--- TO BE DONE ---
Repeat the lines that follow, leaving nothing out.

--- RECORD EXTRACTS ---
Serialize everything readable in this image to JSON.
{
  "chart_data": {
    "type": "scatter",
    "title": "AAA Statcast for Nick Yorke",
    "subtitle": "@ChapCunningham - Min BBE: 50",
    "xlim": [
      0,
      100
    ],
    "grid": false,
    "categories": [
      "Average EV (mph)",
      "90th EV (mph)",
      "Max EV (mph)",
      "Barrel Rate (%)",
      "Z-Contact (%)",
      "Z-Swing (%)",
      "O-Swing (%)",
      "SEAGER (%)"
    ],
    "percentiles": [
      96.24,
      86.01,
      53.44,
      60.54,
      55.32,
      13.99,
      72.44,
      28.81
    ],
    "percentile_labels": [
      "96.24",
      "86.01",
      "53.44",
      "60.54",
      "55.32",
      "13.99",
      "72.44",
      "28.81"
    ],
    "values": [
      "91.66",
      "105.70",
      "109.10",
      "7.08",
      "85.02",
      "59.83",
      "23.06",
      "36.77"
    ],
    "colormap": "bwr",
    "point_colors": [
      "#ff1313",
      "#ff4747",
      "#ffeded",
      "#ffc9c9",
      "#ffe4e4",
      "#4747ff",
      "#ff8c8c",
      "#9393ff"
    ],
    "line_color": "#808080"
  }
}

--- PROBLEM SOLUTION ---
Serialize everything readable in this image to JSON.
{
  "chart_data": {
    "type": "scatter",
    "title": "AAA Statcast for Nick Yorke",
    "subtitle": "@ChapCunningham - Min BBE: 50",
    "xlim": [
      0,
      100
    ],
    "grid": false,
    "categories": [
      "Average EV (mph)",
      "90th EV (mph)",
      "Max EV (mph)",
      "Barrel Rate (%)",
      "Z-Contact (%)",
      "Z-Swing (%)",
      "O-Swing (%)",
      "SEAGER (%)"
    ],
    "percentiles": [
      96.24,
      86.01,
      53.44,
      60.54,
      55.32,
      13.99,
      72.44,
      28.81
    ],
    "percentile_labels": [
      "96.24",
      "86.01",
      "53.44",
      "60.54",
      "55.32",
      "13.99",
      "72.44",
      "28.81"
    ],
    "values": [
      "91.66",
      "105.70",
      "109.10",
      "7.08",
      "85.02",
      "59.83",
      "23.06",
      "36.77"
    ],
    "colormap": "bwr",
    "point_colors": [
      "#ff1313",
      "#ff4747",
      "#ffeded",
      "#ffc9c9",
      "#ffe4e4",
      "#4747ff",
      "#ff8c8c",
      "#9393ff"
    ],
    "line_color": "#808080"
  }
}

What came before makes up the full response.